§ **YOUR GOAL**: For the data below, report the number of lines that contain the string "icon" and nothing else.

[Records that describe figures]
—————

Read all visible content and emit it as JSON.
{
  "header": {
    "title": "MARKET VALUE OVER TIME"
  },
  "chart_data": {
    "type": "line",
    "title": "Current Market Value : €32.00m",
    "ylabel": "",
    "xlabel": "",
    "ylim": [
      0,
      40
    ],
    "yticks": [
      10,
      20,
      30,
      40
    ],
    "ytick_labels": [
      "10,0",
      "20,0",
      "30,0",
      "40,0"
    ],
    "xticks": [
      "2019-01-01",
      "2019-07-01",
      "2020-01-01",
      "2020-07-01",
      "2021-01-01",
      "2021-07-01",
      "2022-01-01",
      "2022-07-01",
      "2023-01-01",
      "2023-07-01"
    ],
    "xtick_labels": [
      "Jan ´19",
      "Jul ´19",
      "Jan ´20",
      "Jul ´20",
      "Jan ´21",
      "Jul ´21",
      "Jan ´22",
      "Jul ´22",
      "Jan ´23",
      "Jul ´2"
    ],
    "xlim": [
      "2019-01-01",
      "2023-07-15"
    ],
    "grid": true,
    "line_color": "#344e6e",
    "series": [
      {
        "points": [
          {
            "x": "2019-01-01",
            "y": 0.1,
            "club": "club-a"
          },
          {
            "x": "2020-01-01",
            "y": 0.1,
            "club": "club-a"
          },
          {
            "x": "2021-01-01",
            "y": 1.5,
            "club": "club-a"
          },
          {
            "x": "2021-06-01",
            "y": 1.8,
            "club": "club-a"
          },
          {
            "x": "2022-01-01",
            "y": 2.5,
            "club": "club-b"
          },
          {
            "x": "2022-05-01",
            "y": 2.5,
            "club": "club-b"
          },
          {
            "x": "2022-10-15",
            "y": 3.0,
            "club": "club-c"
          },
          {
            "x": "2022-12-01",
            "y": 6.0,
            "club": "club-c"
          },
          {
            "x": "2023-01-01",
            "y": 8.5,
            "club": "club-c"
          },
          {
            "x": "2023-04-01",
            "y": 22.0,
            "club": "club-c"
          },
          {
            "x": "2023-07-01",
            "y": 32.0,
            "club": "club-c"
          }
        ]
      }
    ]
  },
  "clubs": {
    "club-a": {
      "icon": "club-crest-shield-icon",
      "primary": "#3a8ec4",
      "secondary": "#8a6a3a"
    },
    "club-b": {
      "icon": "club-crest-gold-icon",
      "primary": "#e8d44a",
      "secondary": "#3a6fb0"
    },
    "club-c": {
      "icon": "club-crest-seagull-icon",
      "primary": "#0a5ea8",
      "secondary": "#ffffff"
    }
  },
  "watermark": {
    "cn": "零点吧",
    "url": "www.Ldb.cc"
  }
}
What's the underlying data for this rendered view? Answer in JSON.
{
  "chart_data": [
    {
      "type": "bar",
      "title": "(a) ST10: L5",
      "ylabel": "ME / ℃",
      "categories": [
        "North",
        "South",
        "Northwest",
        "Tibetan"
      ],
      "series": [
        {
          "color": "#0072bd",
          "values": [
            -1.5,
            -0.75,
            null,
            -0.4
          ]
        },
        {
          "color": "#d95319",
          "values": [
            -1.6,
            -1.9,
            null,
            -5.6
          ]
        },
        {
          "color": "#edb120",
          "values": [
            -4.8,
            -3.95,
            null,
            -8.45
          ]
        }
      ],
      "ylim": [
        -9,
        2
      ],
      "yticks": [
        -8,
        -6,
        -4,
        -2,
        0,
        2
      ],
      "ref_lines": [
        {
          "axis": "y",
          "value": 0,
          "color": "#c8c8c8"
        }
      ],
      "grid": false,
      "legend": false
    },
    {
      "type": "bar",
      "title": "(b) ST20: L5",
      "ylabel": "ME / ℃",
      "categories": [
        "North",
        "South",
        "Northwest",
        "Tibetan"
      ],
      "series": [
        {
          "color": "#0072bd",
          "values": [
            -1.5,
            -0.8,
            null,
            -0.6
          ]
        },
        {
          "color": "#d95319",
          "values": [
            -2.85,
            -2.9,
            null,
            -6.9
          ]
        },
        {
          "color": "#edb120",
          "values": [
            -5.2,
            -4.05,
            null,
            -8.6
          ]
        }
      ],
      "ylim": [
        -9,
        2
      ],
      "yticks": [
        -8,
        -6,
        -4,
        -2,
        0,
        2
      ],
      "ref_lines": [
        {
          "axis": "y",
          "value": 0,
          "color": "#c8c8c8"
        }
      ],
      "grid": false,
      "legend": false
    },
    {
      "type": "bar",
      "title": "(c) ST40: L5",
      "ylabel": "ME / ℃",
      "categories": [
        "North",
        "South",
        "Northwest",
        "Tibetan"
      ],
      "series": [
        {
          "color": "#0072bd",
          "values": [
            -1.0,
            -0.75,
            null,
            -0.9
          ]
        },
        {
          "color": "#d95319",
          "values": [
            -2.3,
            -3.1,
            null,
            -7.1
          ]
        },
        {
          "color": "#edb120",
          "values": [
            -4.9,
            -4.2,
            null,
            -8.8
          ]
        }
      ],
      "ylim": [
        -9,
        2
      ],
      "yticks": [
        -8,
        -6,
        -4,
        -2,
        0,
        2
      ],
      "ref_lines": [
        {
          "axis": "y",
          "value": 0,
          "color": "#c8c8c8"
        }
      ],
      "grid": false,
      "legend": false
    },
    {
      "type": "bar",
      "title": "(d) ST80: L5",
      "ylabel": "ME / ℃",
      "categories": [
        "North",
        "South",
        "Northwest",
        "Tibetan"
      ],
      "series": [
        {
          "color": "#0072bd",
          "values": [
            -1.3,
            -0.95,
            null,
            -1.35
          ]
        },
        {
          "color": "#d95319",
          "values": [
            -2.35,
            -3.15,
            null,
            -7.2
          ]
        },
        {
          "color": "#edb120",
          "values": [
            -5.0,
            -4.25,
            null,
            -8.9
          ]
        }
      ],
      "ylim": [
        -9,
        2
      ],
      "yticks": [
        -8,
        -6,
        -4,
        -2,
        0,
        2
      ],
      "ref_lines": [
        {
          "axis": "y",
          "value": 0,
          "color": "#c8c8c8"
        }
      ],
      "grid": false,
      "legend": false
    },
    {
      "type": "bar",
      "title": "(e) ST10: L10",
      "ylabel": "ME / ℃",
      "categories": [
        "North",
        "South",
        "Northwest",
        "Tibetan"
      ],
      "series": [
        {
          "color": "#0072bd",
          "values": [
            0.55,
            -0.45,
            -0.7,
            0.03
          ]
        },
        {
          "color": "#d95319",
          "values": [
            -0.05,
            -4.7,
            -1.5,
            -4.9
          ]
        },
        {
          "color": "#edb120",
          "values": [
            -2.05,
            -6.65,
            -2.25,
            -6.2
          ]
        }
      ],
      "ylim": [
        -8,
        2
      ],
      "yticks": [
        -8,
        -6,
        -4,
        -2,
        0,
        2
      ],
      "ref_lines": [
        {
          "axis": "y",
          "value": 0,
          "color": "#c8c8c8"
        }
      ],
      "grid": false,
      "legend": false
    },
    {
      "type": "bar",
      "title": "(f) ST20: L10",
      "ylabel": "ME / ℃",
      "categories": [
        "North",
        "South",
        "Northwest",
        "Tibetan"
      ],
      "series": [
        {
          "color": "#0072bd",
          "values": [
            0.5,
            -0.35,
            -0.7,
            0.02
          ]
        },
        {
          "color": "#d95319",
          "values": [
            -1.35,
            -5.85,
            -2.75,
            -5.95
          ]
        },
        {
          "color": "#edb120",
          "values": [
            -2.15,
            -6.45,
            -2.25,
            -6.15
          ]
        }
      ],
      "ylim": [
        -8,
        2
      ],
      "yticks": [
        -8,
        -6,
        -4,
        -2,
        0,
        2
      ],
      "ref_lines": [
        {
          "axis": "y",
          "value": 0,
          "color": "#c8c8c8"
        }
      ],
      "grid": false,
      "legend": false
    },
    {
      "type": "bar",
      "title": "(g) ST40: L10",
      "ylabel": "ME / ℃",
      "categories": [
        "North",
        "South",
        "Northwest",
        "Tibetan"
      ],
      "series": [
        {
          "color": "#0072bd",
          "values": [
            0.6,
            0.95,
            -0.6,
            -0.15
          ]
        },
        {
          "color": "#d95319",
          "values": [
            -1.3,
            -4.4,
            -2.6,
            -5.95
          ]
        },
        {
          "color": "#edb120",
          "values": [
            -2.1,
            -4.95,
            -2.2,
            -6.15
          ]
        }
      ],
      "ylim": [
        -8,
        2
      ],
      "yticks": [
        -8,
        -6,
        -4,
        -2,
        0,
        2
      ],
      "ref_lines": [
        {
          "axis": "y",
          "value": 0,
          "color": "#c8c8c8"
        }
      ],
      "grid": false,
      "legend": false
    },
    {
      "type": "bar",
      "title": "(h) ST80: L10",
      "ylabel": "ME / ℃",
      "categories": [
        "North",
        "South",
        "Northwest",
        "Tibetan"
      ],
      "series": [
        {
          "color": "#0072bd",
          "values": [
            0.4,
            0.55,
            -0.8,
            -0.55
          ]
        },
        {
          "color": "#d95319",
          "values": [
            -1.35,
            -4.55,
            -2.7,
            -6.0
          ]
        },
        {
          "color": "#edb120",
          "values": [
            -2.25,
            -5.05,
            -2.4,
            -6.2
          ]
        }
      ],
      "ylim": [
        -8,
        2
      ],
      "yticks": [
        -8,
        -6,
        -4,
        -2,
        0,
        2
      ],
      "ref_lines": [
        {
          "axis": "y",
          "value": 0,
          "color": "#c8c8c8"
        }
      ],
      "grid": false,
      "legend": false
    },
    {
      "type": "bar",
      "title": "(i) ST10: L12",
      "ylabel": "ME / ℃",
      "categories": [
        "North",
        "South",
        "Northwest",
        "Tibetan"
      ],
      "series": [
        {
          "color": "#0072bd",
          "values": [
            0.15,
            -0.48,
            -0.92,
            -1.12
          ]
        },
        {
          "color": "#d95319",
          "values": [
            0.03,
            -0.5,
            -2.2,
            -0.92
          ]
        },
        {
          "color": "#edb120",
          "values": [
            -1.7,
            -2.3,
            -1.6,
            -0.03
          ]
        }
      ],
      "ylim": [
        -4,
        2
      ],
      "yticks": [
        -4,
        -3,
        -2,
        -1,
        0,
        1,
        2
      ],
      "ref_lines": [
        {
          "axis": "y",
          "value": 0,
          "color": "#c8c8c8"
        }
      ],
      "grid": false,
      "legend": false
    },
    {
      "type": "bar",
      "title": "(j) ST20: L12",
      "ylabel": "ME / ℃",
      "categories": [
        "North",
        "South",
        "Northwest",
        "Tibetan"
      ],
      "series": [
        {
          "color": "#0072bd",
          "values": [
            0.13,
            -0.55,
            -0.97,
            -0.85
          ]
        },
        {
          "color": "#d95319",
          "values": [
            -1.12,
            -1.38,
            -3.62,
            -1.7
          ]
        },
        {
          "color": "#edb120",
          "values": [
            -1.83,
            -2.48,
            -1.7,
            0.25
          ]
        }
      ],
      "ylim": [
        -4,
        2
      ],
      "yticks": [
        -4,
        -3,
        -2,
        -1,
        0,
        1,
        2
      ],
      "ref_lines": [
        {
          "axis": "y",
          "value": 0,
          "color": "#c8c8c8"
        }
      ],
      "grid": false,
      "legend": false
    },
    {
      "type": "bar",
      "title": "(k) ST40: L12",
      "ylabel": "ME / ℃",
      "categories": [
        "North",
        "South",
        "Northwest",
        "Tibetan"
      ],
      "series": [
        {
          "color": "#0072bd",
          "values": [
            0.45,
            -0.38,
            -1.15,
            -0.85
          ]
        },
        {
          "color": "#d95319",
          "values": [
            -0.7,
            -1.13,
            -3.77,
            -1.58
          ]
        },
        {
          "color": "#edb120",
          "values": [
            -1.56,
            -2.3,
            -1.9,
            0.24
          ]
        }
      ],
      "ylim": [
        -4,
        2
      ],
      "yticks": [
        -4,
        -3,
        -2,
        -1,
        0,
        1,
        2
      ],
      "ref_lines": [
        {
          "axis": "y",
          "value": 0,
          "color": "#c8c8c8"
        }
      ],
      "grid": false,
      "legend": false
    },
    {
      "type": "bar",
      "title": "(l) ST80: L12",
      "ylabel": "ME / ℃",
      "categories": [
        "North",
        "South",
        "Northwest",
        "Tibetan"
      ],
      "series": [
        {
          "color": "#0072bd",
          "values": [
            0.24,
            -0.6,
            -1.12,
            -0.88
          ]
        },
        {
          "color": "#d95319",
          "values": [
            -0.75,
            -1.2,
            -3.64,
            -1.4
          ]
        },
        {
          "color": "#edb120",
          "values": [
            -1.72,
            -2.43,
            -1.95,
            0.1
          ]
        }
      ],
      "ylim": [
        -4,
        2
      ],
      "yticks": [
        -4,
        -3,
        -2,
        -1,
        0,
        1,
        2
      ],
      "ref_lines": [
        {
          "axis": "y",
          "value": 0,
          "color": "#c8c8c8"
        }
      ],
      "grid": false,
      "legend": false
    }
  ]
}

—————

§ **TASK OUTPUT**: 3